##### Records to use
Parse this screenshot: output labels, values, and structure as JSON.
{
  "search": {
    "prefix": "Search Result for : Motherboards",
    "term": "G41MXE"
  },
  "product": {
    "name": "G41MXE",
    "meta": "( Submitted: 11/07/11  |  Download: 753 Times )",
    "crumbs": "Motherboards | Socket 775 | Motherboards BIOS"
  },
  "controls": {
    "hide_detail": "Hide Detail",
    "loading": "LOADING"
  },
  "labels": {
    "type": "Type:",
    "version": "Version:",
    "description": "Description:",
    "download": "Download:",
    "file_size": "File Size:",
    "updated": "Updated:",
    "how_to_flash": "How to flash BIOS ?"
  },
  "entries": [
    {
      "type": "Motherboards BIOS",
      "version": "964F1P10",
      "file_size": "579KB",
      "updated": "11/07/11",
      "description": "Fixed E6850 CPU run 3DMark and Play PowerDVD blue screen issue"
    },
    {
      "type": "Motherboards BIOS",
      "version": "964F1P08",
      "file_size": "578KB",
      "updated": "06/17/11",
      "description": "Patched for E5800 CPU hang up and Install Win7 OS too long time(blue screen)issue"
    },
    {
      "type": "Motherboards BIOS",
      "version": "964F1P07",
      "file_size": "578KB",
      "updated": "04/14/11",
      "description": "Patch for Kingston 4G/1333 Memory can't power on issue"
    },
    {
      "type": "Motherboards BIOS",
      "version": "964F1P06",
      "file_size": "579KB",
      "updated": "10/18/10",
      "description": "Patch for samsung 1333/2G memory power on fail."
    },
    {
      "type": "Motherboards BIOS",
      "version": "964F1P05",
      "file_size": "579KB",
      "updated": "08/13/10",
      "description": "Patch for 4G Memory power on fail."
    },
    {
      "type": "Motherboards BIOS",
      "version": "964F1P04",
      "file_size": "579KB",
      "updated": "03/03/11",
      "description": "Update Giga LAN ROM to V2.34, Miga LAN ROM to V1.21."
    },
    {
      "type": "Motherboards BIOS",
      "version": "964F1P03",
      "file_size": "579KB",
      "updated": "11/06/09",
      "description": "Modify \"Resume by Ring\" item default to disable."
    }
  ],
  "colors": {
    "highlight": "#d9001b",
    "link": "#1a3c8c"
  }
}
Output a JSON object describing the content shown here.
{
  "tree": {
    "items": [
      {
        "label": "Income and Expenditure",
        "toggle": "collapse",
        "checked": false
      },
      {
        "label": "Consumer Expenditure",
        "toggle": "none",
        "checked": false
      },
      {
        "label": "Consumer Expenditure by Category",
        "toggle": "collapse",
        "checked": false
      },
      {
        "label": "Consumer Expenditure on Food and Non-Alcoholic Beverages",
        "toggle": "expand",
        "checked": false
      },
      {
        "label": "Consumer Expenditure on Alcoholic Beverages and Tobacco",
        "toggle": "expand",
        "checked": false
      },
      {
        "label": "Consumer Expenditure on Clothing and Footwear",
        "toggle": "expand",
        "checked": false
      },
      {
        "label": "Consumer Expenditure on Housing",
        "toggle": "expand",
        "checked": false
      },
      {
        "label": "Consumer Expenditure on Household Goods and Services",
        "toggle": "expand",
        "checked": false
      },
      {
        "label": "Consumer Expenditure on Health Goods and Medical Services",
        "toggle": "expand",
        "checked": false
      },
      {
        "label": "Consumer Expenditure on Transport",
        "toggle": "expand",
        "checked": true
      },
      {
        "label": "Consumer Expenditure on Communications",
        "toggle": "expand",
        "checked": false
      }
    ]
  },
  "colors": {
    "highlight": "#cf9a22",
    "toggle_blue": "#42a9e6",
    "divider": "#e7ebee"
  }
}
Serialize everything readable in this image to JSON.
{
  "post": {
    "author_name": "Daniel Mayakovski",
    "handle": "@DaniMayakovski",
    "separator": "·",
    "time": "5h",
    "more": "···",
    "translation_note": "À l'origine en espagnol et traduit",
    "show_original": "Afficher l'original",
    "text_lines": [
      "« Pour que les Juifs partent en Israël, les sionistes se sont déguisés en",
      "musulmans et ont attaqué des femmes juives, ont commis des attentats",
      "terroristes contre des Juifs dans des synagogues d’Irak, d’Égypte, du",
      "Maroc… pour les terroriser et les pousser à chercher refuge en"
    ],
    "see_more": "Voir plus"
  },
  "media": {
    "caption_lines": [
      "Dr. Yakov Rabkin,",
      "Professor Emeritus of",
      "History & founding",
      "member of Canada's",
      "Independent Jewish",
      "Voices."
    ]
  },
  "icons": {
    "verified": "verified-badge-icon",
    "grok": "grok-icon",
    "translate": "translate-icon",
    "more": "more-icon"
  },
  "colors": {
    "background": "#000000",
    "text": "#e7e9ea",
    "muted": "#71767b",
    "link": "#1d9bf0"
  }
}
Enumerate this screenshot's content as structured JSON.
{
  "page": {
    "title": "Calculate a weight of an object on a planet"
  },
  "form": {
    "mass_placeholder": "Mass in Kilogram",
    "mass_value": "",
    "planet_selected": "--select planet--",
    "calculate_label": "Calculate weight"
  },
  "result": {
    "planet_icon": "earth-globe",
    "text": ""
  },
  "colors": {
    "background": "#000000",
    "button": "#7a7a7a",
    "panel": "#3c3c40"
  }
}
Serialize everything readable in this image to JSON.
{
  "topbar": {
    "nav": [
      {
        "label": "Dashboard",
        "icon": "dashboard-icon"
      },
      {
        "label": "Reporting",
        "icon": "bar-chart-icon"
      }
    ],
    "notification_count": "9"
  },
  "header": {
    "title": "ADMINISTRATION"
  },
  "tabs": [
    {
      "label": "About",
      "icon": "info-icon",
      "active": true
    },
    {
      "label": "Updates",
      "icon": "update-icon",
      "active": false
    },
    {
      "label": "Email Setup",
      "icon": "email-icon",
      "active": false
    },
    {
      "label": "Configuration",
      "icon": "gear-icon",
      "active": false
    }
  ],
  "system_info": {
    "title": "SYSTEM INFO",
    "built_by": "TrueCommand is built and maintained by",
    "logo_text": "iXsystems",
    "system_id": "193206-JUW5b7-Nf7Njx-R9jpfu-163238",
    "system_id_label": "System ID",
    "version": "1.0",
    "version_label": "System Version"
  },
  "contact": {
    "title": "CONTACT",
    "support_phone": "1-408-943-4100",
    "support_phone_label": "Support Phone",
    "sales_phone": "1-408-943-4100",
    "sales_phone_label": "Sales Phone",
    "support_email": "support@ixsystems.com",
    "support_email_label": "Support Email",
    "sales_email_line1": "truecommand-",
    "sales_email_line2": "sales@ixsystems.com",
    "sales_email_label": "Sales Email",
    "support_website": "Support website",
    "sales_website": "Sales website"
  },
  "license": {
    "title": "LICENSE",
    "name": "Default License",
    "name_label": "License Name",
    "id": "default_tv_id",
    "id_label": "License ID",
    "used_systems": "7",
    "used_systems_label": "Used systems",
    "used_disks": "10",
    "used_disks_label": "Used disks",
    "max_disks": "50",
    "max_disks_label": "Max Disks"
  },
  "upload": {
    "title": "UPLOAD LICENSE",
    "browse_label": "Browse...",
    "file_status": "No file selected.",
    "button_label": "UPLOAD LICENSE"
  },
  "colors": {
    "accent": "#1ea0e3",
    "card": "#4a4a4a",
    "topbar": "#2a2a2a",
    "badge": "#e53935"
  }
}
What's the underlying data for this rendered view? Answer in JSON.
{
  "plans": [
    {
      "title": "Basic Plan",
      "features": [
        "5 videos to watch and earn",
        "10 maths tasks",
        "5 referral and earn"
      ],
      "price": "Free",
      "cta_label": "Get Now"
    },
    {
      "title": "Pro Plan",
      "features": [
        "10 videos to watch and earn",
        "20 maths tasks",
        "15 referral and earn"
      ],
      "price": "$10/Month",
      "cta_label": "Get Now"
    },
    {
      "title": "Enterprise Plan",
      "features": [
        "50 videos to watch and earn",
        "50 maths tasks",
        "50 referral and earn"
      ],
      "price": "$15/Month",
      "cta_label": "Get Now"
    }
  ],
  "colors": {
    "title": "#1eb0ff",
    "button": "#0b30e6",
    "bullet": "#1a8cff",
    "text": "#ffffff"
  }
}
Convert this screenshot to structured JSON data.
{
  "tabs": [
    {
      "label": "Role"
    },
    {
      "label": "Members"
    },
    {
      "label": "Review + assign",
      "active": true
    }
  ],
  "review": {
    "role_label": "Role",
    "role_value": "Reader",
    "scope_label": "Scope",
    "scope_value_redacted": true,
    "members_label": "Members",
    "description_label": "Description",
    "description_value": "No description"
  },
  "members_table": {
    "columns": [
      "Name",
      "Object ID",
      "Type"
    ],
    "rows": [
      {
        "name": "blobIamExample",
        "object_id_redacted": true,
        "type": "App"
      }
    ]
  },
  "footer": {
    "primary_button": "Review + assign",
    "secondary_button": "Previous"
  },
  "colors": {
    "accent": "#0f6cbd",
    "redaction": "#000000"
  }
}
##########
#### What needs to be done
Take every line containing the word "issue" and copy it.

#### The response
      "description": "Fixed E6850 CPU run 3DMark and Play PowerDVD blue screen issue"
      "description": "Patched for E5800 CPU hang up and Install Win7 OS too long time(blue screen)issue"
      "description": "Patch for Kingston 4G/1333 Memory can't power on issue"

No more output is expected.